- _提示された抜粋_:
————

下半身のない男と、下半身のある男が主人公で、ダンスとドラマが一体となったDV8らしい作品。人々の好奇の視線に対して提示される、下半身なしのダンスが、低いアングルからのショットによる健常男性の群舞(上半身だけのダンスに見える)へと移行したり、移動用の台車のようなものを使って二人が軽快に疾走するなど、映像作品としてよく出来ている。しかも単なる福祉・啓蒙ではない。男が自分の彼女のダンスがいかに凄くて面白いかということを、友人に自慢(?)するシーンが中盤にあり、そこでこの男の方はどうも調子に乗り過ぎて、まるで彼女を見世物ででもあるかのように、からかい半分に扱って彼女を怒らせてしまうのだ。ここで彼女が受ける不快感は、とてもリアルだが言葉では何とも説明しづらい感情で、やはりダンスに関わっている人たちならではの作品だなと思う。要約してしまえば、人を能力において評価するという点で、彼のやっていることは下半身のない彼の友人に向けられた人々の侮蔑と何ら変わらない、ということになる。だからこの作品は、弱い者を守ろうとすることで守る側の価値観を絶対化することなしに、身体を能力(既存の、相対的に「公共的」な価値)へと還元すること自体を拒否せよと主張しているように思う。このスタンスは例えば稲葉振一郎の「資本」論と微妙な関係にあるだろう(ダンスもまた能力や価値といった関数から決して無縁ではありえないのだ)。
▼『母/大地』('04、アクラム・カーン振付・監督)
ma, artistic direction by Akram Khan.
先月NYで見たのと同じ舞台の記録映像。2004年9月の台湾公演らしいが、どういうわけか精彩に欠けるパフォーマンス。先月見た時は、振付の面白さに興奮したし、カタックもできてコンテンポラリーもできるダンサーをどうやってこんなに集めたんだろうと思ったり、ダンサーとしてのカーンのズバ抜けた動きに目が釘付けになったりしたが、この映像ではあまり変わったことをしているようには見えず、カーンのソロが終わった辺りで見るのを止めてしまった。この公演から1年半でダンサーが成長したのか、あるいはカタックは動きの方向を幾何学的に使うため、カメラで切り取られることで舞台の空間性が死んでしまっていることも致命的かも知れない。
▼『招かれた者たち』('04、メグ・スチュアート振付、ジョナサン・インクセッター監督)

————

- _抽出データ_:
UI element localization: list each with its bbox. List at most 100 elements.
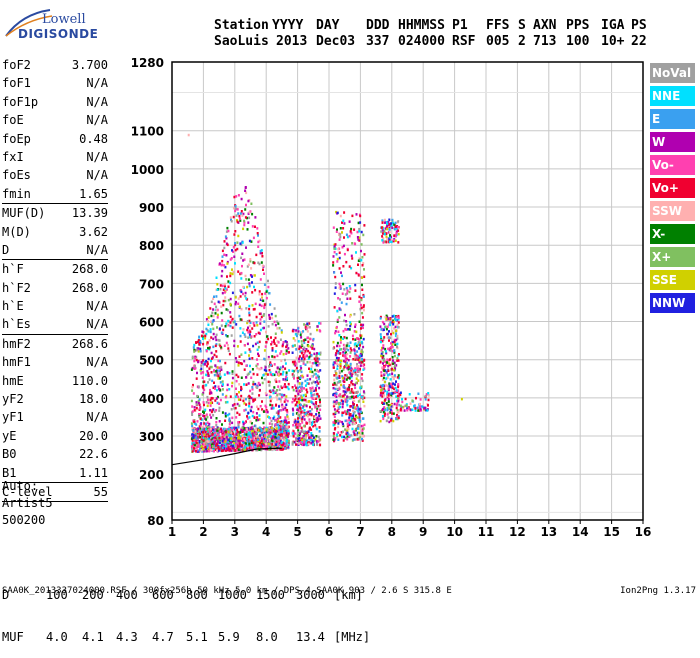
echo-point xyxy=(392,314,395,318)
echo-point xyxy=(216,366,219,369)
echo-point xyxy=(213,369,215,372)
echo-point xyxy=(229,438,232,442)
echo-point xyxy=(424,406,427,410)
echo-point xyxy=(265,290,268,293)
echo-point xyxy=(212,436,215,440)
echo-point xyxy=(283,400,286,403)
echo-point xyxy=(254,447,257,450)
echo-point xyxy=(406,407,409,410)
echo-point xyxy=(348,435,351,439)
echo-point xyxy=(284,430,286,433)
echo-point xyxy=(396,413,398,417)
echo-point xyxy=(268,446,271,449)
echo-point xyxy=(279,433,282,437)
echo-point xyxy=(315,435,318,438)
x-tick-label: 2 xyxy=(199,525,207,539)
echo-point xyxy=(261,408,264,411)
echo-point xyxy=(263,357,266,361)
echo-point xyxy=(284,418,287,421)
echo-point xyxy=(275,380,278,383)
echo-point xyxy=(336,381,339,384)
echo-point xyxy=(363,404,366,408)
echo-point xyxy=(387,404,390,407)
echo-point xyxy=(350,227,353,231)
echo-point xyxy=(391,412,394,415)
echo-point xyxy=(354,338,357,341)
echo-point xyxy=(235,379,238,383)
echo-point xyxy=(379,315,382,319)
echo-point xyxy=(342,368,345,371)
echo-point xyxy=(212,345,215,349)
header-label-4: HHMMSS xyxy=(398,18,445,33)
echo-point xyxy=(269,371,272,374)
echo-point xyxy=(303,346,306,350)
echo-point xyxy=(213,430,216,434)
echo-point xyxy=(240,277,243,280)
echo-point xyxy=(342,411,345,414)
echo-point xyxy=(334,394,336,397)
echo-point xyxy=(204,428,207,431)
echo-point xyxy=(272,391,275,395)
echo-point xyxy=(339,361,342,364)
echo-point xyxy=(200,449,203,452)
echo-point xyxy=(282,341,285,344)
echo-point xyxy=(234,204,237,208)
echo-point xyxy=(385,226,388,229)
echo-point xyxy=(301,410,304,413)
echo-point xyxy=(212,314,215,318)
echo-point xyxy=(256,232,259,235)
echo-point xyxy=(332,434,335,438)
echo-point xyxy=(300,389,303,392)
echo-point xyxy=(248,402,251,405)
echo-point xyxy=(338,376,341,379)
echo-point xyxy=(345,374,348,377)
echo-point xyxy=(265,330,267,334)
echo-point xyxy=(202,386,205,390)
muf-value: 5.1 xyxy=(186,630,208,644)
echo-point xyxy=(224,445,227,448)
echo-point xyxy=(279,422,282,425)
echo-point xyxy=(281,343,284,346)
echo-point xyxy=(259,367,262,371)
echo-point xyxy=(218,406,221,410)
parameter-name: hmE xyxy=(2,373,24,388)
echo-point xyxy=(271,433,273,436)
echo-point xyxy=(249,330,252,333)
echo-point xyxy=(256,386,259,389)
echo-point xyxy=(298,376,300,379)
echo-point xyxy=(360,334,363,337)
echo-point xyxy=(251,388,254,391)
echo-point xyxy=(193,447,195,450)
echo-point xyxy=(380,352,383,356)
echo-point xyxy=(335,392,338,395)
echo-point xyxy=(261,431,263,435)
echo-point xyxy=(223,438,226,442)
echo-point xyxy=(239,449,242,452)
echo-point xyxy=(236,220,239,224)
echo-point xyxy=(315,376,318,379)
echo-point xyxy=(229,272,232,275)
echo-point xyxy=(310,391,313,395)
echo-point xyxy=(397,232,400,236)
echo-point xyxy=(305,422,308,425)
echo-point xyxy=(346,235,349,239)
echo-point xyxy=(243,219,246,223)
echo-point xyxy=(460,397,463,401)
plot-frame xyxy=(171,61,644,521)
echo-point xyxy=(393,349,396,352)
echo-point xyxy=(264,442,267,446)
echo-point xyxy=(386,390,389,394)
echo-point xyxy=(226,388,229,392)
echo-point xyxy=(248,416,251,419)
echo-point xyxy=(305,404,308,408)
echo-point xyxy=(280,425,283,428)
echo-point xyxy=(281,344,284,348)
echo-point xyxy=(278,388,281,391)
echo-point xyxy=(297,397,300,401)
echo-point xyxy=(192,429,195,432)
echo-point xyxy=(200,372,203,375)
echo-point xyxy=(270,440,272,444)
echo-point xyxy=(277,373,280,376)
echo-point xyxy=(387,364,390,368)
echo-point xyxy=(267,432,270,435)
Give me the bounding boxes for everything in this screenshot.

————

- _作業指示_: 抜粋のうち、「ma, artistic direction」を含む語句で始まり「ナサン・インクセッター監督)」で終わる部分を、一字も変えずに書き写してください。 項目は抜粋とは無関係である。

- _解答_:
ma, artistic direction by Akram Khan.
先月NYで見たのと同じ舞台の記録映像。2004年9月の台湾公演らしいが、どういうわけか精彩に欠けるパフォーマンス。先月見た時は、振付の面白さに興奮したし、カタックもできてコンテンポラリーもできるダンサーをどうやってこんなに集めたんだろうと思ったり、ダンサーとしてのカーンのズバ抜けた動きに目が釘付けになったりしたが、この映像ではあまり変わったことをしているようには見えず、カーンのソロが終わった辺りで見るのを止めてしまった。この公演から1年半でダンサーが成長したのか、あるいはカタックは動きの方向を幾何学的に使うため、カメラで切り取られることで舞台の空間性が死んでしまっていることも致命的かも知れない。
▼『招かれた者たち』('04、メグ・スチュアート振付、ジョナサン・インクセッター監督)